▶ _Task to complete_: Copy out every line in which the string "objects" occurs.

▶ _Data excerpts_:
################
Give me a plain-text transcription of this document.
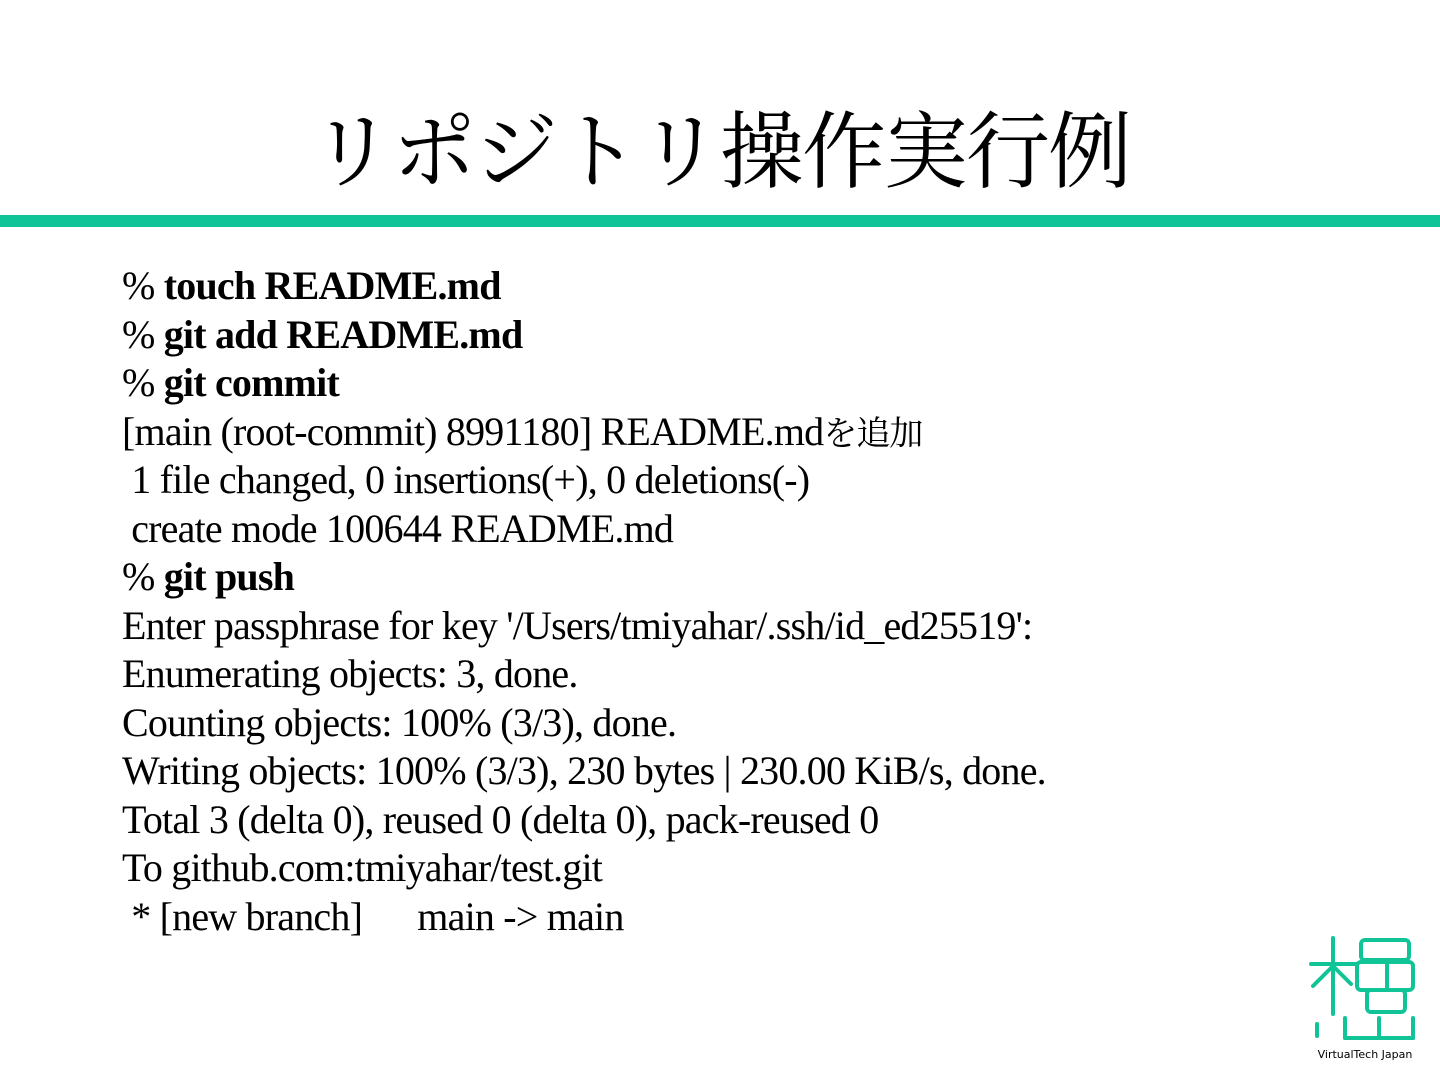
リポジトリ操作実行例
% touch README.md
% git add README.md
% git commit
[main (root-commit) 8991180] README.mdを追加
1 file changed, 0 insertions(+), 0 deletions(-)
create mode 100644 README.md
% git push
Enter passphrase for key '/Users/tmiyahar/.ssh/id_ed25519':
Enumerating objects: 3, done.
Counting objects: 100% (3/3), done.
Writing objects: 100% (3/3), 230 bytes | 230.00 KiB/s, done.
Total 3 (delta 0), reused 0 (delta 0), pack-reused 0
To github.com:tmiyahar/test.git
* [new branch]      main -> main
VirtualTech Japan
################
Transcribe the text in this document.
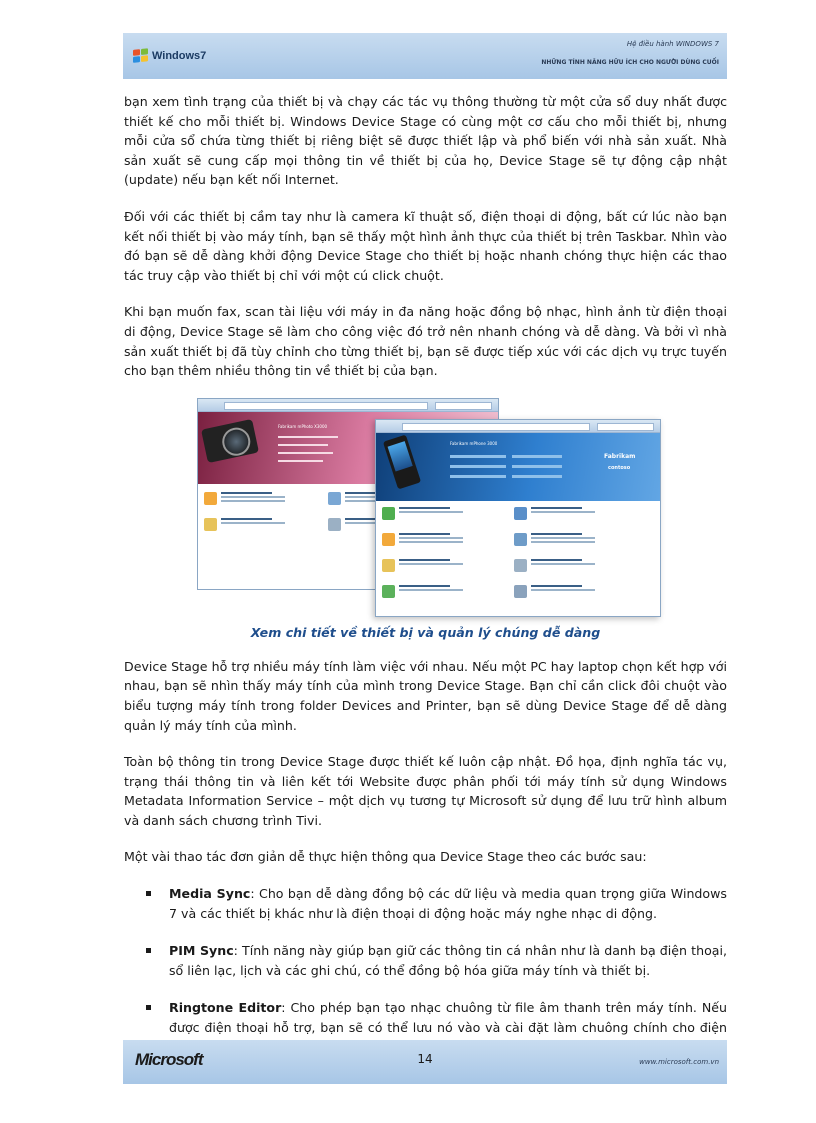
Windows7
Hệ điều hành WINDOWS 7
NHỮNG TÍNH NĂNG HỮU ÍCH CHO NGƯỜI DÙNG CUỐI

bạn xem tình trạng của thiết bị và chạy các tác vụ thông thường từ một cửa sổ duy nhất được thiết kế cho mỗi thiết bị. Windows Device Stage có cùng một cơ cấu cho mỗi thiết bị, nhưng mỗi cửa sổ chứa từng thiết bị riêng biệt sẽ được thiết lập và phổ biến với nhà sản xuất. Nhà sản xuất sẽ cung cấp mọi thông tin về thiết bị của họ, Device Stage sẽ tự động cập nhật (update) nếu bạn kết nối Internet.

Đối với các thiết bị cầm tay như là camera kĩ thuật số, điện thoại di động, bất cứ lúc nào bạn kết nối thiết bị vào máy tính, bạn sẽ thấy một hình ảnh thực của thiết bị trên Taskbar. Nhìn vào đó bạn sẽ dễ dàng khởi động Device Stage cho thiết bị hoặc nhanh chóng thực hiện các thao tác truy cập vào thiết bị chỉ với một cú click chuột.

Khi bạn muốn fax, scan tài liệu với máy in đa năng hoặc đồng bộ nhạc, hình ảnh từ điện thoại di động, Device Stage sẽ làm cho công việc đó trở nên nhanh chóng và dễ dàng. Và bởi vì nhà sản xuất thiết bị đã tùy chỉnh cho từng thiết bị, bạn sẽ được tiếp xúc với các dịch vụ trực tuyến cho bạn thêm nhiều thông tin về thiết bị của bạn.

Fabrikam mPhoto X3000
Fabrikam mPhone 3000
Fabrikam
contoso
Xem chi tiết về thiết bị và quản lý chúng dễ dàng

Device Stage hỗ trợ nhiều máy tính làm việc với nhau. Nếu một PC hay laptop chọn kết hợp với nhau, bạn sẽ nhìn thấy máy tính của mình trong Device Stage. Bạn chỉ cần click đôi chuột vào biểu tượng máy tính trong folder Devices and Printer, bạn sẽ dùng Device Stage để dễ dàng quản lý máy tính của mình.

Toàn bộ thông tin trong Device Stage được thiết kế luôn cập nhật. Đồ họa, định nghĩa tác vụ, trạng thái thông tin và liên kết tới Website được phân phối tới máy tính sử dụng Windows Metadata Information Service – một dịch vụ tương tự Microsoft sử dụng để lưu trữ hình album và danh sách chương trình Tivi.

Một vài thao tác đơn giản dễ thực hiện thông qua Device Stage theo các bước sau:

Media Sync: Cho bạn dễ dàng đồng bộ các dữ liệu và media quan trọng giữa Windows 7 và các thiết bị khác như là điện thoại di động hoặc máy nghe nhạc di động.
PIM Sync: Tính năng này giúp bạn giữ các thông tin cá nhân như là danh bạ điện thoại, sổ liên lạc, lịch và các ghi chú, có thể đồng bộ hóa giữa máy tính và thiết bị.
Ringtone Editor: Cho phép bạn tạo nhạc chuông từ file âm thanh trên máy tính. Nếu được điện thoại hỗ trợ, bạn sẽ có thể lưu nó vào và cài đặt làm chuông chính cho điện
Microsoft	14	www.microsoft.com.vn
################
▶ _Complete output_:
Enumerating objects: 3, done.
Counting objects: 100% (3/3), done.
Writing objects: 100% (3/3), 230 bytes | 230.00 KiB/s, done.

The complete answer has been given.